**WHAT NEEDS TO BE DONE**:
Lines that hold the word "layer" should be located and copied.
>> Start
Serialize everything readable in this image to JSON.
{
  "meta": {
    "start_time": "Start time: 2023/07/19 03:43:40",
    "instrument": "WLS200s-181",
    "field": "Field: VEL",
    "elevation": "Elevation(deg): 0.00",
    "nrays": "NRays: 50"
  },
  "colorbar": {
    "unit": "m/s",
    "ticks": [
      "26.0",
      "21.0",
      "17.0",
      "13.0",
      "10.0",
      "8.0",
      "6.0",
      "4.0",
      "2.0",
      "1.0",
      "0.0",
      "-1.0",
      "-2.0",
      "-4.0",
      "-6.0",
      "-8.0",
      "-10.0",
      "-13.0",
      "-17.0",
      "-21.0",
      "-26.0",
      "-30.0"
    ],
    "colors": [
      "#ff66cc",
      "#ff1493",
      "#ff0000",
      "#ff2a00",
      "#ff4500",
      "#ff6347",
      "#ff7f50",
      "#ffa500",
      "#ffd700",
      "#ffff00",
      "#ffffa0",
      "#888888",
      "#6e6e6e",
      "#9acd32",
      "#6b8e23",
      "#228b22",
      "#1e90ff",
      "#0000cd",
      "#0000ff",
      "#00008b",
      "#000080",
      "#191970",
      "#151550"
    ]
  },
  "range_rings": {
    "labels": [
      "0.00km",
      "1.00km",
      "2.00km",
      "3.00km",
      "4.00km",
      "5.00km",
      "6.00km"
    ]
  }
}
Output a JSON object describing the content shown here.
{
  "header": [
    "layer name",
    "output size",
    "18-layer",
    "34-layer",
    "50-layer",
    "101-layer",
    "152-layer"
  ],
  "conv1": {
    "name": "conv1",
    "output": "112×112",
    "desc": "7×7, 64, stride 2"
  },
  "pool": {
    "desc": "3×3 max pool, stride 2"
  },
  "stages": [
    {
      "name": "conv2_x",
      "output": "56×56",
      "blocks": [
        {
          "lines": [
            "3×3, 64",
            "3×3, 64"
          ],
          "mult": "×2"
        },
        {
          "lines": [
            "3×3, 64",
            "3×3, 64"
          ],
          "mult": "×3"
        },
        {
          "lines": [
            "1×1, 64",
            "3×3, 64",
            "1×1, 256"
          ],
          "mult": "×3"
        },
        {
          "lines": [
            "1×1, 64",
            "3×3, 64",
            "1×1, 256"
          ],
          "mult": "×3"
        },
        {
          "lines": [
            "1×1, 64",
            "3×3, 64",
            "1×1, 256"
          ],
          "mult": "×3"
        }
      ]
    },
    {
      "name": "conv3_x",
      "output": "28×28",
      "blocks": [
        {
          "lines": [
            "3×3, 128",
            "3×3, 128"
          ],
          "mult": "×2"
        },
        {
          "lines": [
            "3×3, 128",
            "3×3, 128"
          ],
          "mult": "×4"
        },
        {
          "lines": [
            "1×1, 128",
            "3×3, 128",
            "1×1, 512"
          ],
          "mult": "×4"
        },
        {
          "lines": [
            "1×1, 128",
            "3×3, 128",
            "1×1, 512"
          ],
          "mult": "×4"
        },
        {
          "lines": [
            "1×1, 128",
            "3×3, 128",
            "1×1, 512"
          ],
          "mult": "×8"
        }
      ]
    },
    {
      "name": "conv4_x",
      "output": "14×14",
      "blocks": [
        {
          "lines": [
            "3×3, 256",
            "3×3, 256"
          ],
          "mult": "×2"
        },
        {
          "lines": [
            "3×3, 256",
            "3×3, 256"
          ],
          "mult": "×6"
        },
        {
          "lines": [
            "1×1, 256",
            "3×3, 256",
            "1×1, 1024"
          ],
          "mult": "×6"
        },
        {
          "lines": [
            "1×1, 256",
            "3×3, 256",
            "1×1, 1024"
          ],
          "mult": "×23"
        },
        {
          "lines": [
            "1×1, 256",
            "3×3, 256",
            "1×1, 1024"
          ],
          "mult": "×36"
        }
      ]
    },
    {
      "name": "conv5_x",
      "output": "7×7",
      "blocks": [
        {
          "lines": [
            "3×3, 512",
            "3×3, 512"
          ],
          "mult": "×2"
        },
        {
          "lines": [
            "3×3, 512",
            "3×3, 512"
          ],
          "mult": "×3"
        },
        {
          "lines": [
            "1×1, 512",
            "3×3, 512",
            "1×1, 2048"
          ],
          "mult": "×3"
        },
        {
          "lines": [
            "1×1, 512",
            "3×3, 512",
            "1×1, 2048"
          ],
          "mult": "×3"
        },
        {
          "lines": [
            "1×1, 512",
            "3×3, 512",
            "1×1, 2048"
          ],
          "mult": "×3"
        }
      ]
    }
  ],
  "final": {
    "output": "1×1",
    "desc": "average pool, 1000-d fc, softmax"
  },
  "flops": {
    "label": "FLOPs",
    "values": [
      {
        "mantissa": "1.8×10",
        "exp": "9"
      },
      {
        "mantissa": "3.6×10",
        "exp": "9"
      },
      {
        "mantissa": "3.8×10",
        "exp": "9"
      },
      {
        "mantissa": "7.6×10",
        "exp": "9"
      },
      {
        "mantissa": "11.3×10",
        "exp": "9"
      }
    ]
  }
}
>> End
**THE RESPONSE**:
    "layer name",
    "18-layer",
    "34-layer",
    "50-layer",
    "101-layer",
    "152-layer"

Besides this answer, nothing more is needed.